begin Provided entries

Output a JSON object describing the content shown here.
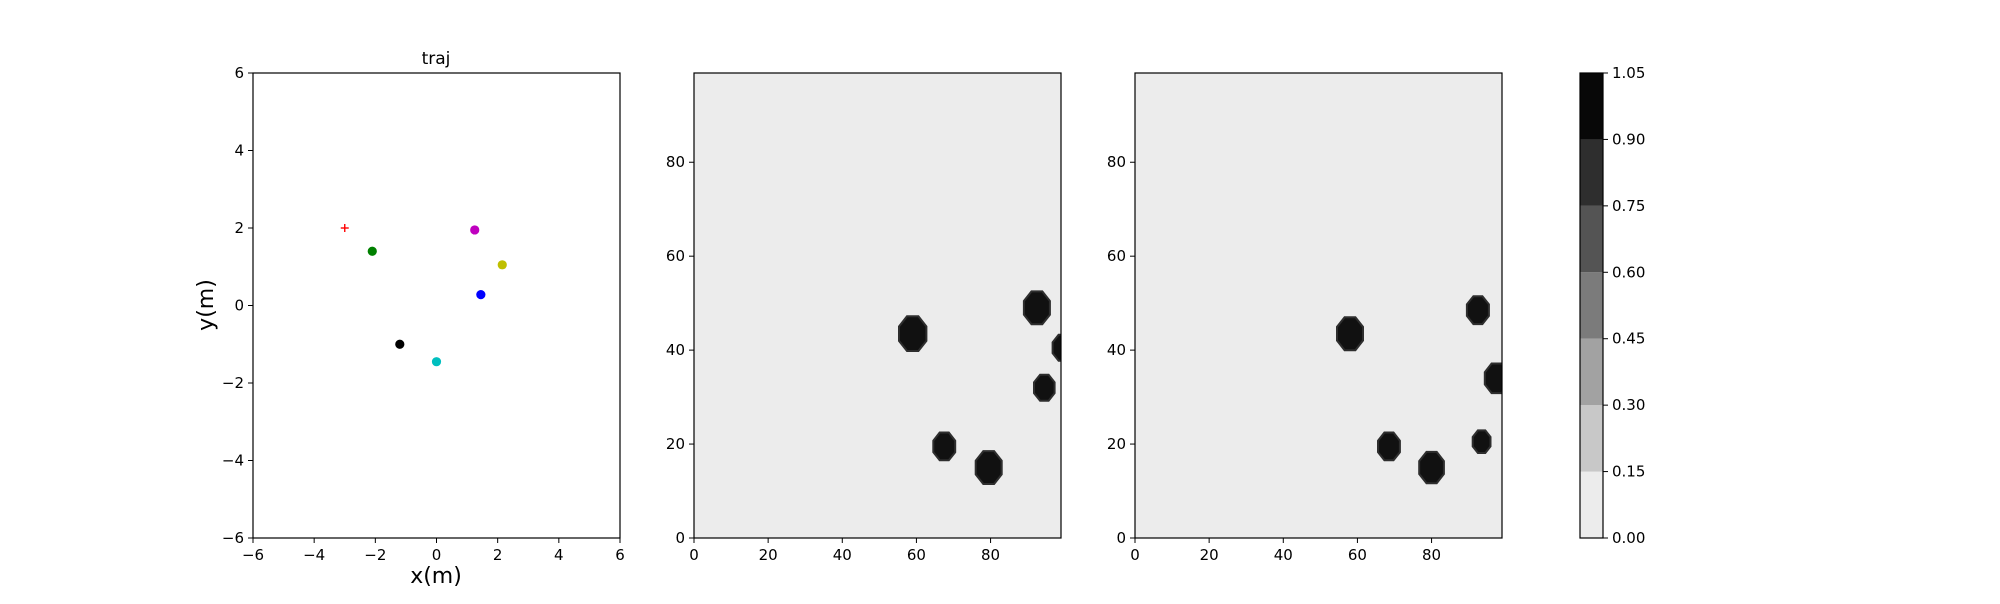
{
  "chart_data": [
    {
      "type": "scatter",
      "title": "traj",
      "xlabel": "x(m)",
      "ylabel": "y(m)",
      "xlim": [
        -6,
        6
      ],
      "ylim": [
        -6,
        6
      ],
      "xticks": [
        "−6",
        "−4",
        "−2",
        "0",
        "2",
        "4",
        "6"
      ],
      "yticks": [
        "−6",
        "−4",
        "−2",
        "0",
        "2",
        "4",
        "6"
      ],
      "grid": false,
      "points": [
        {
          "x": -3.0,
          "y": 2.0,
          "marker": "plus",
          "color": "#ff0000"
        },
        {
          "x": -2.1,
          "y": 1.4,
          "marker": "circle",
          "color": "#008000"
        },
        {
          "x": -1.2,
          "y": -1.0,
          "marker": "circle",
          "color": "#000000"
        },
        {
          "x": 0.0,
          "y": -1.45,
          "marker": "circle",
          "color": "#00bfbf"
        },
        {
          "x": 1.25,
          "y": 1.95,
          "marker": "circle",
          "color": "#bf00bf"
        },
        {
          "x": 1.45,
          "y": 0.28,
          "marker": "circle",
          "color": "#0000ff"
        },
        {
          "x": 2.15,
          "y": 1.05,
          "marker": "circle",
          "color": "#bfbf00"
        }
      ]
    },
    {
      "type": "heatmap",
      "title": "",
      "xlim": [
        0,
        99
      ],
      "ylim": [
        0,
        99
      ],
      "xticks": [
        "0",
        "20",
        "40",
        "60",
        "80"
      ],
      "yticks": [
        "0",
        "20",
        "40",
        "60",
        "80"
      ],
      "background_value": 0.05,
      "blobs": [
        {
          "x": 59,
          "y": 43.5,
          "r": 4
        },
        {
          "x": 67.5,
          "y": 19.5,
          "r": 3.2
        },
        {
          "x": 79.5,
          "y": 15,
          "r": 3.8
        },
        {
          "x": 92.5,
          "y": 49,
          "r": 3.8
        },
        {
          "x": 94.5,
          "y": 32,
          "r": 3
        },
        {
          "x": 99.5,
          "y": 40.5,
          "r": 3
        }
      ]
    },
    {
      "type": "heatmap",
      "title": "",
      "xlim": [
        0,
        99
      ],
      "ylim": [
        0,
        99
      ],
      "xticks": [
        "0",
        "20",
        "40",
        "60",
        "80"
      ],
      "yticks": [
        "0",
        "20",
        "40",
        "60",
        "80"
      ],
      "background_value": 0.05,
      "blobs": [
        {
          "x": 58,
          "y": 43.5,
          "r": 3.8
        },
        {
          "x": 68.5,
          "y": 19.5,
          "r": 3.2
        },
        {
          "x": 80,
          "y": 15,
          "r": 3.6
        },
        {
          "x": 92.5,
          "y": 48.5,
          "r": 3.2
        },
        {
          "x": 97.5,
          "y": 34,
          "r": 3.4
        },
        {
          "x": 93.5,
          "y": 20.5,
          "r": 2.6
        }
      ]
    }
  ],
  "colorbar": {
    "levels": [
      0.0,
      0.15,
      0.3,
      0.45,
      0.6,
      0.75,
      0.9,
      1.05
    ],
    "labels": [
      "0.00",
      "0.15",
      "0.30",
      "0.45",
      "0.60",
      "0.75",
      "0.90",
      "1.05"
    ],
    "colors": [
      "#ececec",
      "#c8c8c8",
      "#a2a2a2",
      "#7b7b7b",
      "#545454",
      "#2e2e2e",
      "#080808"
    ]
  }
}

end Provided entries

(Requirement) Reproduce every line above as written, skipping pictures.

(Result for this exercise)
Output a JSON object describing the content shown here.
{
  "chart_data": [
    {
      "type": "scatter",
      "title": "traj",
      "xlabel": "x(m)",
      "ylabel": "y(m)",
      "xlim": [
        -6,
        6
      ],
      "ylim": [
        -6,
        6
      ],
      "xticks": [
        "−6",
        "−4",
        "−2",
        "0",
        "2",
        "4",
        "6"
      ],
      "yticks": [
        "−6",
        "−4",
        "−2",
        "0",
        "2",
        "4",
        "6"
      ],
      "grid": false,
      "points": [
        {
          "x": -3.0,
          "y": 2.0,
          "marker": "plus",
          "color": "#ff0000"
        },
        {
          "x": -2.1,
          "y": 1.4,
          "marker": "circle",
          "color": "#008000"
        },
        {
          "x": -1.2,
          "y": -1.0,
          "marker": "circle",
          "color": "#000000"
        },
        {
          "x": 0.0,
          "y": -1.45,
          "marker": "circle",
          "color": "#00bfbf"
        },
        {
          "x": 1.25,
          "y": 1.95,
          "marker": "circle",
          "color": "#bf00bf"
        },
        {
          "x": 1.45,
          "y": 0.28,
          "marker": "circle",
          "color": "#0000ff"
        },
        {
          "x": 2.15,
          "y": 1.05,
          "marker": "circle",
          "color": "#bfbf00"
        }
      ]
    },
    {
      "type": "heatmap",
      "title": "",
      "xlim": [
        0,
        99
      ],
      "ylim": [
        0,
        99
      ],
      "xticks": [
        "0",
        "20",
        "40",
        "60",
        "80"
      ],
      "yticks": [
        "0",
        "20",
        "40",
        "60",
        "80"
      ],
      "background_value": 0.05,
      "blobs": [
        {
          "x": 59,
          "y": 43.5,
          "r": 4
        },
        {
          "x": 67.5,
          "y": 19.5,
          "r": 3.2
        },
        {
          "x": 79.5,
          "y": 15,
          "r": 3.8
        },
        {
          "x": 92.5,
          "y": 49,
          "r": 3.8
        },
        {
          "x": 94.5,
          "y": 32,
          "r": 3
        },
        {
          "x": 99.5,
          "y": 40.5,
          "r": 3
        }
      ]
    },
    {
      "type": "heatmap",
      "title": "",
      "xlim": [
        0,
        99
      ],
      "ylim": [
        0,
        99
      ],
      "xticks": [
        "0",
        "20",
        "40",
        "60",
        "80"
      ],
      "yticks": [
        "0",
        "20",
        "40",
        "60",
        "80"
      ],
      "background_value": 0.05,
      "blobs": [
        {
          "x": 58,
          "y": 43.5,
          "r": 3.8
        },
        {
          "x": 68.5,
          "y": 19.5,
          "r": 3.2
        },
        {
          "x": 80,
          "y": 15,
          "r": 3.6
        },
        {
          "x": 92.5,
          "y": 48.5,
          "r": 3.2
        },
        {
          "x": 97.5,
          "y": 34,
          "r": 3.4
        },
        {
          "x": 93.5,
          "y": 20.5,
          "r": 2.6
        }
      ]
    }
  ],
  "colorbar": {
    "levels": [
      0.0,
      0.15,
      0.3,
      0.45,
      0.6,
      0.75,
      0.9,
      1.05
    ],
    "labels": [
      "0.00",
      "0.15",
      "0.30",
      "0.45",
      "0.60",
      "0.75",
      "0.90",
      "1.05"
    ],
    "colors": [
      "#ececec",
      "#c8c8c8",
      "#a2a2a2",
      "#7b7b7b",
      "#545454",
      "#2e2e2e",
      "#080808"
    ]
  }
}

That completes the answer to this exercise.